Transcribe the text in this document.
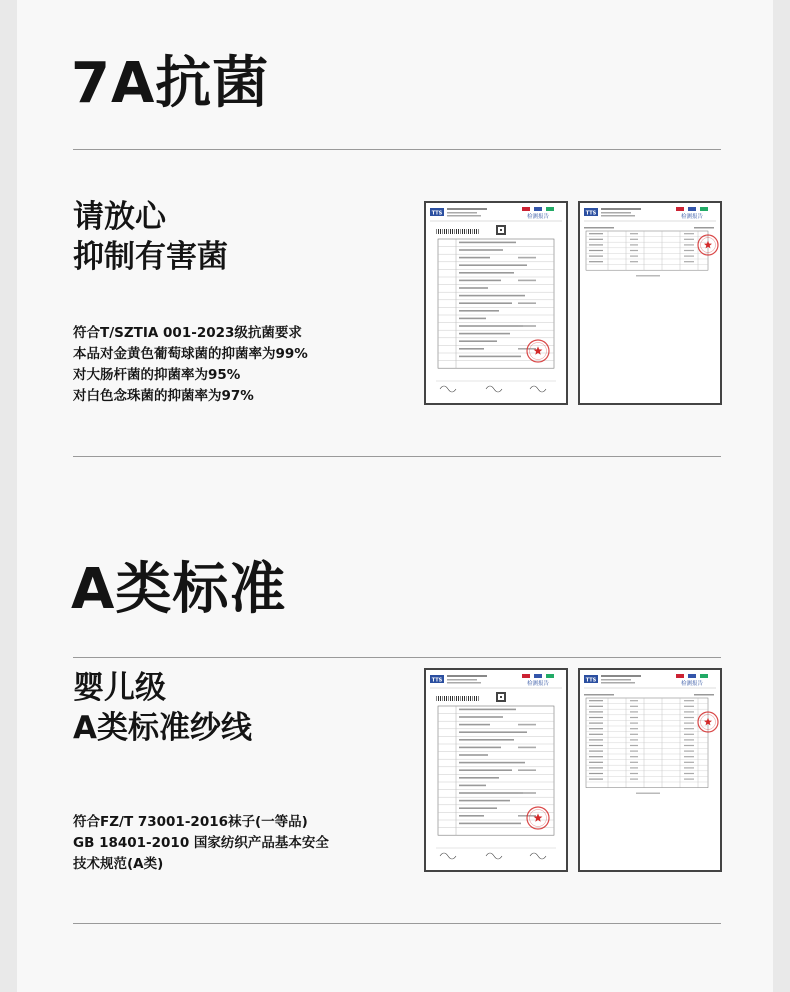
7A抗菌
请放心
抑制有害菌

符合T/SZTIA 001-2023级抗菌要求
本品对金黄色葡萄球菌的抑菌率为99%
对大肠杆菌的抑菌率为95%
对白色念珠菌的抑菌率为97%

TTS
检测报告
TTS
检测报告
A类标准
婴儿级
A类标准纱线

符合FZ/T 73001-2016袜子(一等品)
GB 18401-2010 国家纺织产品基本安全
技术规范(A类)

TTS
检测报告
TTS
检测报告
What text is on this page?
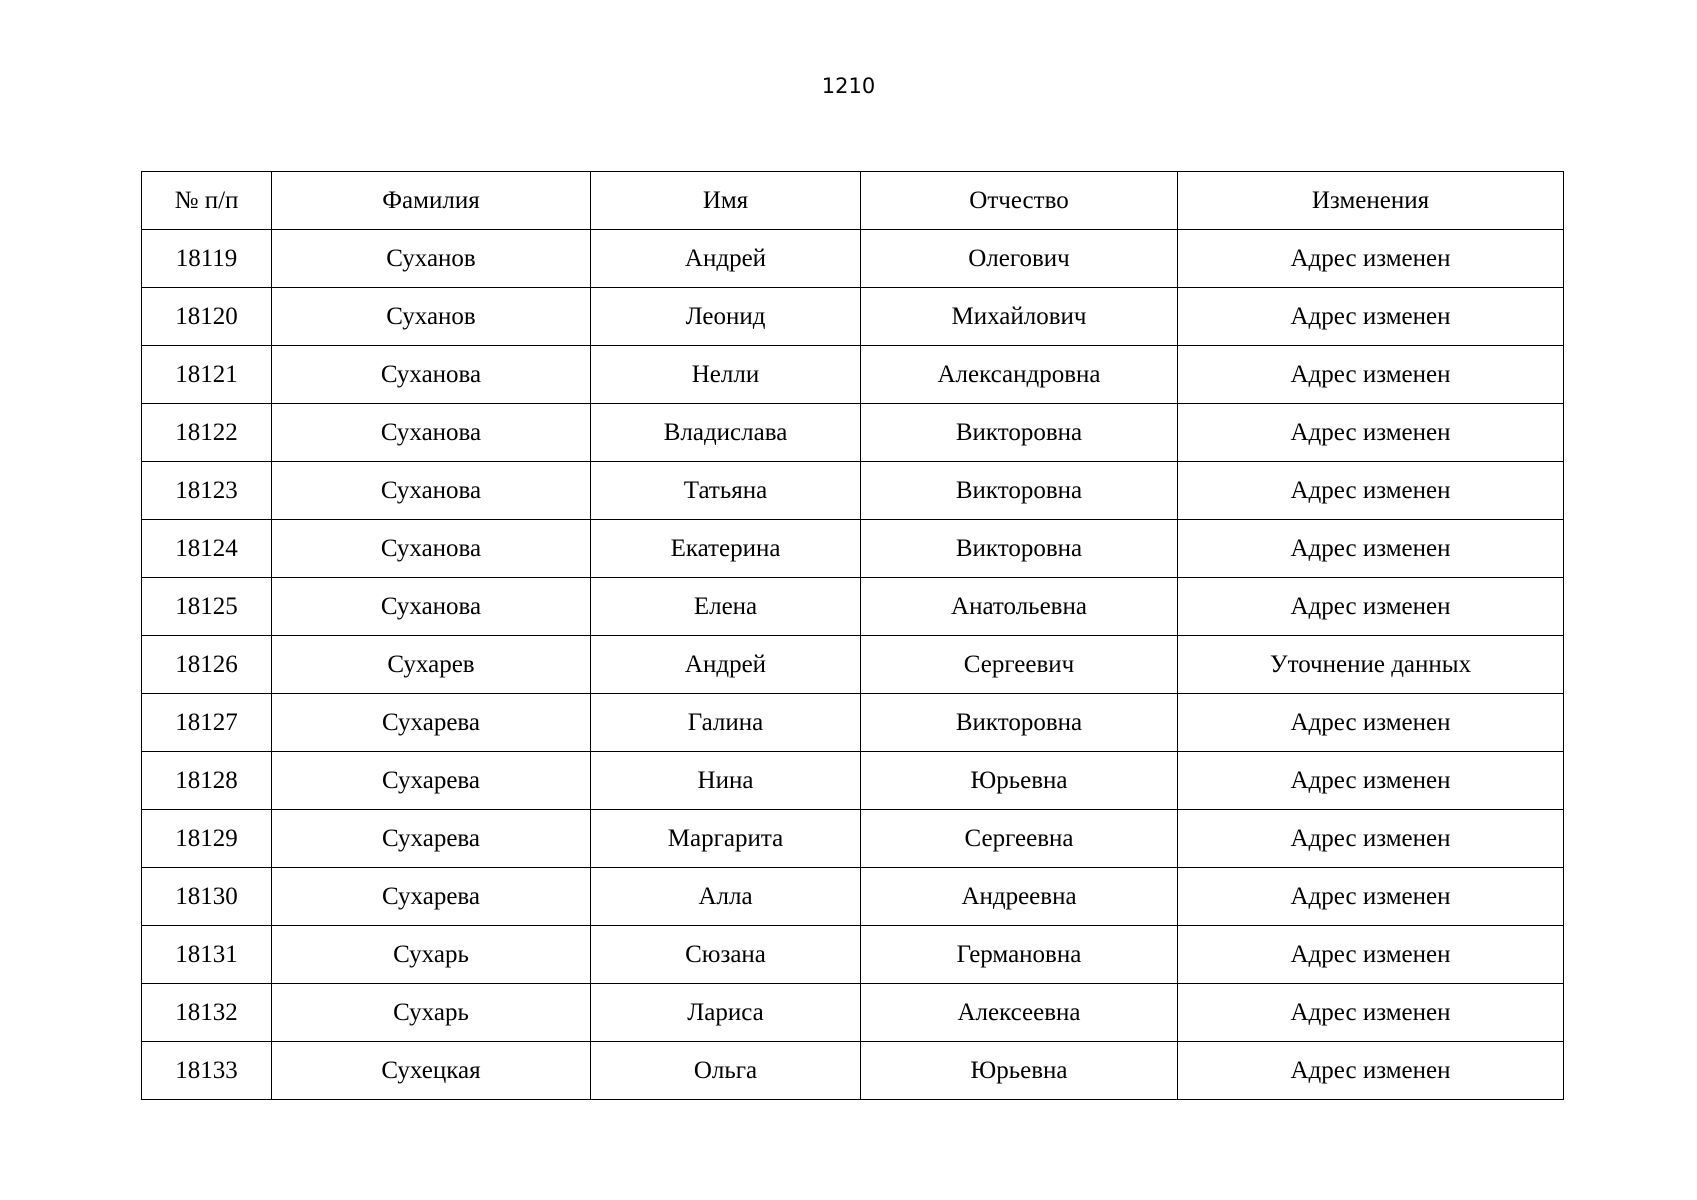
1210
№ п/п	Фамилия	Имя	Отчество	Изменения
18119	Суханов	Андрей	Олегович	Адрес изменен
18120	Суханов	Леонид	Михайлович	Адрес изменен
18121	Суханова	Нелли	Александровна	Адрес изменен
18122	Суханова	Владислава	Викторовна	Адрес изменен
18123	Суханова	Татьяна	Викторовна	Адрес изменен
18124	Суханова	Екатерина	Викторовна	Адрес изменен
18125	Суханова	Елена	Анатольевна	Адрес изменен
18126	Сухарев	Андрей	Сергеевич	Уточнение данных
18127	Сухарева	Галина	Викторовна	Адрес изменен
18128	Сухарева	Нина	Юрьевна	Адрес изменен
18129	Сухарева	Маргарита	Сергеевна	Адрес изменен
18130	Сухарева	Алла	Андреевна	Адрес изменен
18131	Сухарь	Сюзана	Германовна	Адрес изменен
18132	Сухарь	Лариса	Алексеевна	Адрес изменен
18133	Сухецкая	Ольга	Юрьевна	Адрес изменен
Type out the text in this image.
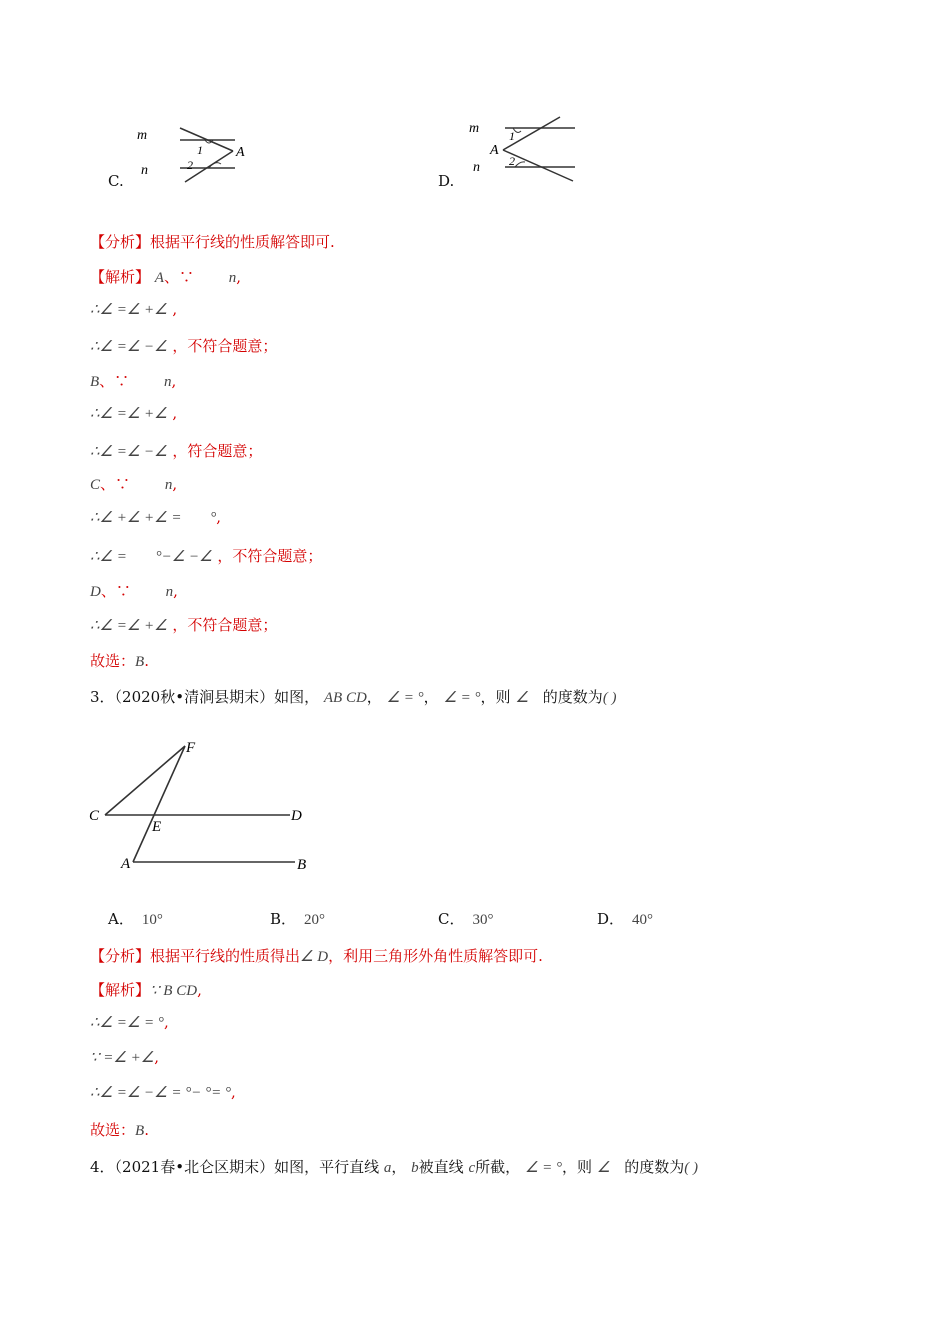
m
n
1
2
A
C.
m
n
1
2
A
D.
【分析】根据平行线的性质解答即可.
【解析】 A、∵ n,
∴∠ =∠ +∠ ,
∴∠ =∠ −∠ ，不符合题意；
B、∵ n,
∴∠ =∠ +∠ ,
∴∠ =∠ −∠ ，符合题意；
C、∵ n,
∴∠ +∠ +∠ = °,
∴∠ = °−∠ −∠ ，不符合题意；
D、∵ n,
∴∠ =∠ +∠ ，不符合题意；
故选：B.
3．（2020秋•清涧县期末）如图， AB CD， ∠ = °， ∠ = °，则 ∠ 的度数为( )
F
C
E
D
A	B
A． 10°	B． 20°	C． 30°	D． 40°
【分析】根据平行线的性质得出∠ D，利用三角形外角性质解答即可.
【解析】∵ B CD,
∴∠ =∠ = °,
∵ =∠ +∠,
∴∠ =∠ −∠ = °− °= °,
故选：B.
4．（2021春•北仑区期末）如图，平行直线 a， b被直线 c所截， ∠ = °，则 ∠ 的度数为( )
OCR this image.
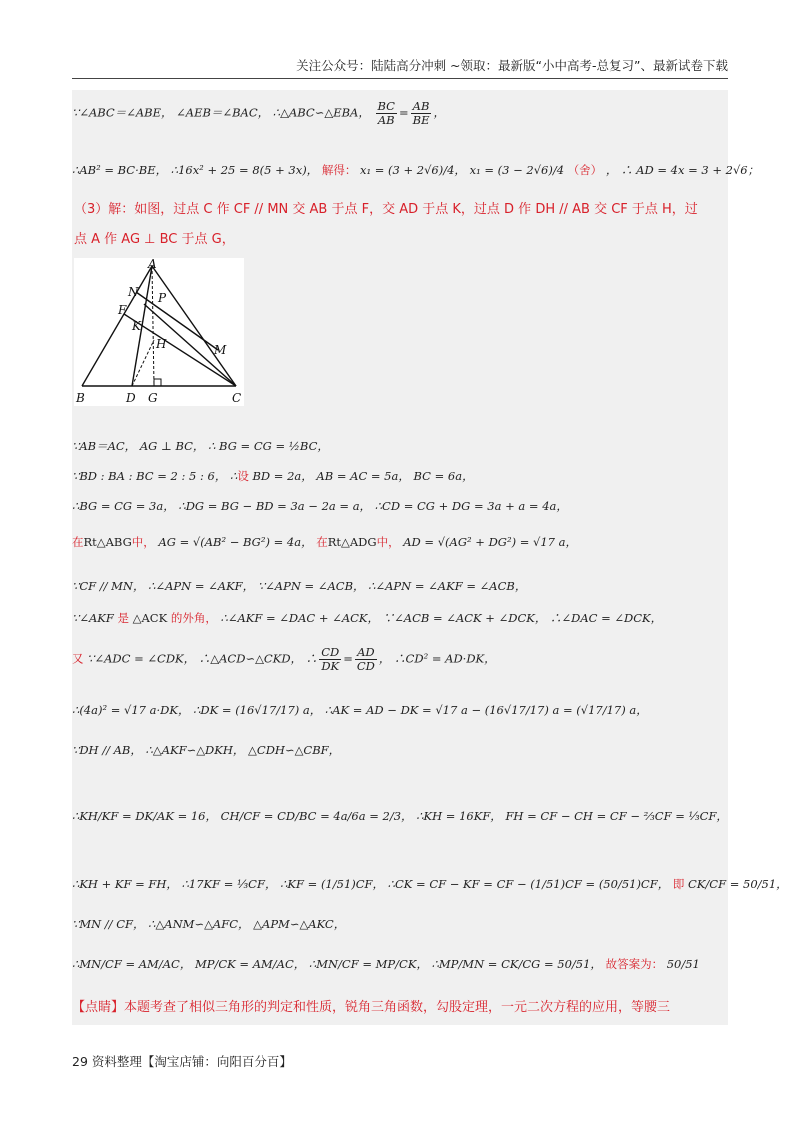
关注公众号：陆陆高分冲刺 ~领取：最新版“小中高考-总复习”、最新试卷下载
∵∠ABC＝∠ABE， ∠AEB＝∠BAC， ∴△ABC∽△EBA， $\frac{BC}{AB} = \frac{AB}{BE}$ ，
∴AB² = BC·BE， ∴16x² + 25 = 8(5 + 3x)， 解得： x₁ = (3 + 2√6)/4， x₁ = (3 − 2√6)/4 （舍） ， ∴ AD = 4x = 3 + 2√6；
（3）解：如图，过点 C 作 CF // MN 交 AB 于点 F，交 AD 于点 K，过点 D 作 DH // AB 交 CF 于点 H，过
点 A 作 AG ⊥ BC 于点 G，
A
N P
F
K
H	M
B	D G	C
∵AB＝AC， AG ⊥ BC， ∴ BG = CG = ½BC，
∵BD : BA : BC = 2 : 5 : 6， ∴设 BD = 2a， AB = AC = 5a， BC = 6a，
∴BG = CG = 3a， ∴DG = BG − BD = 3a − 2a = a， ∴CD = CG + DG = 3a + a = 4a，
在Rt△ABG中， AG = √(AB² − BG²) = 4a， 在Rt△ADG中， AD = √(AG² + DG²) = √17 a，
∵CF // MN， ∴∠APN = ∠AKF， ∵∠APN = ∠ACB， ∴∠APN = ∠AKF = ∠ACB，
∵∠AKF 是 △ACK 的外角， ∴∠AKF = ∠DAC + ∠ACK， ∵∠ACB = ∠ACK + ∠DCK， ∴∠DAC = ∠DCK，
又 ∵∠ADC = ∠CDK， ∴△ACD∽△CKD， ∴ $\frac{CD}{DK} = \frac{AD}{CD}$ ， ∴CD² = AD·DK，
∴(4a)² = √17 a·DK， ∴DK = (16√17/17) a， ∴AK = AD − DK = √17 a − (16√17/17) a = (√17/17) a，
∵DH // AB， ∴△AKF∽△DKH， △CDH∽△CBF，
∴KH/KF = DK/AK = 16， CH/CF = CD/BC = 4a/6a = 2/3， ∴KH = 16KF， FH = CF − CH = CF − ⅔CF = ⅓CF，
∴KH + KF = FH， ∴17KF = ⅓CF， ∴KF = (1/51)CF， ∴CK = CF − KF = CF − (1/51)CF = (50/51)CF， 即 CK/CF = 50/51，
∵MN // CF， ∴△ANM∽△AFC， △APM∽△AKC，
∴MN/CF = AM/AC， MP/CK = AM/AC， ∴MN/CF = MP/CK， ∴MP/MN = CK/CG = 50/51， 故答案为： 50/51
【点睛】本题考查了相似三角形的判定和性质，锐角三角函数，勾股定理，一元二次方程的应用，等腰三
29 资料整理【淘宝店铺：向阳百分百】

== == ==

» **GIVEN REQUEST**:
Pictures don't belong in the copy. Transcribe every record exactly as it appears.

» **EXERCISE RESULT**:
Transcribe the text in this document.
7A抗菌
请放心
抑制有害菌

符合T/SZTIA 001-2023级抗菌要求
本品对金黄色葡萄球菌的抑菌率为99%
对大肠杆菌的抑菌率为95%
对白色念珠菌的抑菌率为97%

TTS
检测报告
TTS
检测报告
A类标准
婴儿级
A类标准纱线

符合FZ/T 73001-2016袜子(一等品)
GB 18401-2010 国家纺织产品基本安全
技术规范(A类)

TTS
检测报告
TTS
检测报告
What text is on this page?
1210
№ п/п	Фамилия	Имя	Отчество	Изменения
18119	Суханов	Андрей	Олегович	Адрес изменен
18120	Суханов	Леонид	Михайлович	Адрес изменен
18121	Суханова	Нелли	Александровна	Адрес изменен
18122	Суханова	Владислава	Викторовна	Адрес изменен
18123	Суханова	Татьяна	Викторовна	Адрес изменен
18124	Суханова	Екатерина	Викторовна	Адрес изменен
18125	Суханова	Елена	Анатольевна	Адрес изменен
18126	Сухарев	Андрей	Сергеевич	Уточнение данных
18127	Сухарева	Галина	Викторовна	Адрес изменен
18128	Сухарева	Нина	Юрьевна	Адрес изменен
18129	Сухарева	Маргарита	Сергеевна	Адрес изменен
18130	Сухарева	Алла	Андреевна	Адрес изменен
18131	Сухарь	Сюзана	Германовна	Адрес изменен
18132	Сухарь	Лариса	Алексеевна	Адрес изменен
18133	Сухецкая	Ольга	Юрьевна	Адрес изменен
Type out the text in this image.
m
n
1
2
A
C.
m
n
1
2
A
D.
【分析】根据平行线的性质解答即可.
【解析】 A、∵ n,
∴∠ =∠ +∠ ,
∴∠ =∠ −∠ ，不符合题意；
B、∵ n,
∴∠ =∠ +∠ ,
∴∠ =∠ −∠ ，符合题意；
C、∵ n,
∴∠ +∠ +∠ = °,
∴∠ = °−∠ −∠ ，不符合题意；
D、∵ n,
∴∠ =∠ +∠ ，不符合题意；
故选：B.
3．（2020秋•清涧县期末）如图， AB CD， ∠ = °， ∠ = °，则 ∠ 的度数为( )
F
C
E
D
A	B
A． 10°	B． 20°	C． 30°	D． 40°
【分析】根据平行线的性质得出∠ D，利用三角形外角性质解答即可.
【解析】∵ B CD,
∴∠ =∠ = °,
∵ =∠ +∠,
∴∠ =∠ −∠ = °− °= °,
故选：B.
4．（2021春•北仑区期末）如图，平行直线 a， b被直线 c所截， ∠ = °，则 ∠ 的度数为( )
OCR this image.
关注公众号：陆陆高分冲刺 ~领取：最新版“小中高考-总复习”、最新试卷下载
∵∠ABC＝∠ABE， ∠AEB＝∠BAC， ∴△ABC∽△EBA， $\frac{BC}{AB} = \frac{AB}{BE}$ ，
∴AB² = BC·BE， ∴16x² + 25 = 8(5 + 3x)， 解得： x₁ = (3 + 2√6)/4， x₁ = (3 − 2√6)/4 （舍） ， ∴ AD = 4x = 3 + 2√6；
（3）解：如图，过点 C 作 CF // MN 交 AB 于点 F，交 AD 于点 K，过点 D 作 DH // AB 交 CF 于点 H，过
点 A 作 AG ⊥ BC 于点 G，
A
N P
F
K
H	M
B	D G	C
∵AB＝AC， AG ⊥ BC， ∴ BG = CG = ½BC，
∵BD : BA : BC = 2 : 5 : 6， ∴设 BD = 2a， AB = AC = 5a， BC = 6a，
∴BG = CG = 3a， ∴DG = BG − BD = 3a − 2a = a， ∴CD = CG + DG = 3a + a = 4a，
在Rt△ABG中， AG = √(AB² − BG²) = 4a， 在Rt△ADG中， AD = √(AG² + DG²) = √17 a，
∵CF // MN， ∴∠APN = ∠AKF， ∵∠APN = ∠ACB， ∴∠APN = ∠AKF = ∠ACB，
∵∠AKF 是 △ACK 的外角， ∴∠AKF = ∠DAC + ∠ACK， ∵∠ACB = ∠ACK + ∠DCK， ∴∠DAC = ∠DCK，
又 ∵∠ADC = ∠CDK， ∴△ACD∽△CKD， ∴ $\frac{CD}{DK} = \frac{AD}{CD}$ ， ∴CD² = AD·DK，
∴(4a)² = √17 a·DK， ∴DK = (16√17/17) a， ∴AK = AD − DK = √17 a − (16√17/17) a = (√17/17) a，
∵DH // AB， ∴△AKF∽△DKH， △CDH∽△CBF，
∴KH/KF = DK/AK = 16， CH/CF = CD/BC = 4a/6a = 2/3， ∴KH = 16KF， FH = CF − CH = CF − ⅔CF = ⅓CF，
∴KH + KF = FH， ∴17KF = ⅓CF， ∴KF = (1/51)CF， ∴CK = CF − KF = CF − (1/51)CF = (50/51)CF， 即 CK/CF = 50/51，
∵MN // CF， ∴△ANM∽△AFC， △APM∽△AKC，
∴MN/CF = AM/AC， MP/CK = AM/AC， ∴MN/CF = MP/CK， ∴MP/MN = CK/CG = 50/51， 故答案为： 50/51
【点睛】本题考查了相似三角形的判定和性质，锐角三角函数，勾股定理，一元二次方程的应用，等腰三
29 资料整理【淘宝店铺：向阳百分百】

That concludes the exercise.